Directive →
Pull out from the material below all lines with "Coordinate".

Material supplied →
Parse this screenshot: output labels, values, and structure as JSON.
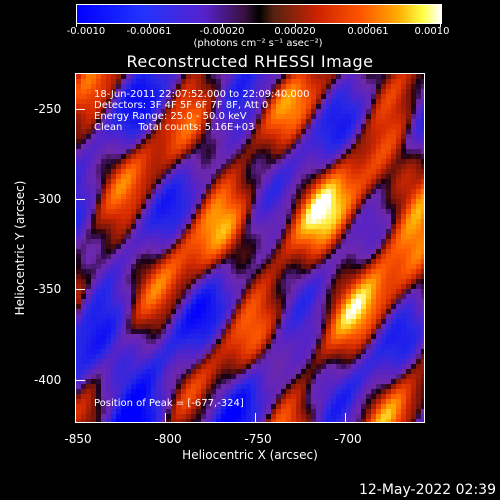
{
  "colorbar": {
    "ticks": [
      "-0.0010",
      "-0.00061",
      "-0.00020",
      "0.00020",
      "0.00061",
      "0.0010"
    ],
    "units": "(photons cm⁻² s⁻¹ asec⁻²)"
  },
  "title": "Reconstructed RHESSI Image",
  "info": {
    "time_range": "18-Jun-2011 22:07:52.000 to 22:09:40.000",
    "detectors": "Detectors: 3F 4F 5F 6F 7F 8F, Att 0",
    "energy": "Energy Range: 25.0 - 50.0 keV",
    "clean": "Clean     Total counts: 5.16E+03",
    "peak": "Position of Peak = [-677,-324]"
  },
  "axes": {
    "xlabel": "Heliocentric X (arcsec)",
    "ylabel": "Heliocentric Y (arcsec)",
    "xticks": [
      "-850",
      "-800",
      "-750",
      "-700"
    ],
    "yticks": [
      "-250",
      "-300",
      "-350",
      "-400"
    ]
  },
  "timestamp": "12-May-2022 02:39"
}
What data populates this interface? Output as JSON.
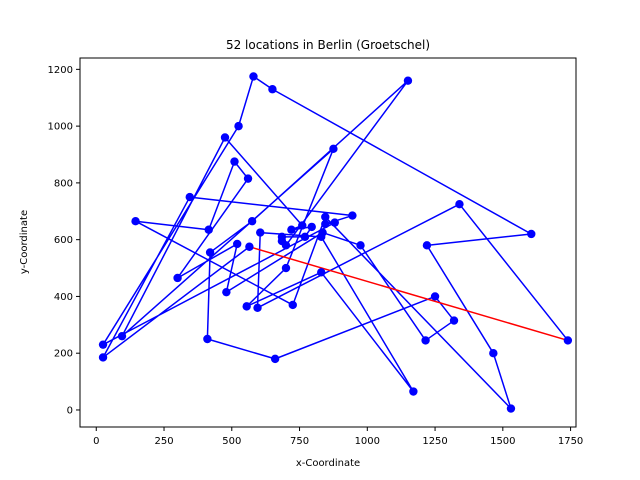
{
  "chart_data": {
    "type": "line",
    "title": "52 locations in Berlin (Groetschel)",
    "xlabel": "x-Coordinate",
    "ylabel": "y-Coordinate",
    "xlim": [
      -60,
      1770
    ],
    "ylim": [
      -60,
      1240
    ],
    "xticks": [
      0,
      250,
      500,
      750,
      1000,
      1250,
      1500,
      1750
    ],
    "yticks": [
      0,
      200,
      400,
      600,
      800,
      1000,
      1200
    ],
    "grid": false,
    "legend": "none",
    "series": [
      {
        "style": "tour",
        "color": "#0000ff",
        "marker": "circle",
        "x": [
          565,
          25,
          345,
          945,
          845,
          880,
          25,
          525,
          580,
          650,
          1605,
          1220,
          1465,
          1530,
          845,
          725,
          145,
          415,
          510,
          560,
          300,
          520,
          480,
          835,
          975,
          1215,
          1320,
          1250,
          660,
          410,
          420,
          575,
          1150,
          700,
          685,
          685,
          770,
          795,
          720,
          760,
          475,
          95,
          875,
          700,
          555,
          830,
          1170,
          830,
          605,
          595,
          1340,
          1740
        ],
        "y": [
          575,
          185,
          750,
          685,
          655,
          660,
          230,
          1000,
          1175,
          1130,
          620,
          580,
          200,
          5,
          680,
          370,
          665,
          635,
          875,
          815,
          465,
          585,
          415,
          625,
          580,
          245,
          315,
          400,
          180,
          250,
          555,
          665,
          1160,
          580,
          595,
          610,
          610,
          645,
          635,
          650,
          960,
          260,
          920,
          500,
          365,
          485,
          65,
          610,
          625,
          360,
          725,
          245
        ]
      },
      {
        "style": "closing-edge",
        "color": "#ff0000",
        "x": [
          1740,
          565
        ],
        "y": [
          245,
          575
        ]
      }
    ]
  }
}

Task output →
    "xlabel": "x-Coordinate",
    "ylabel": "y-Coordinate",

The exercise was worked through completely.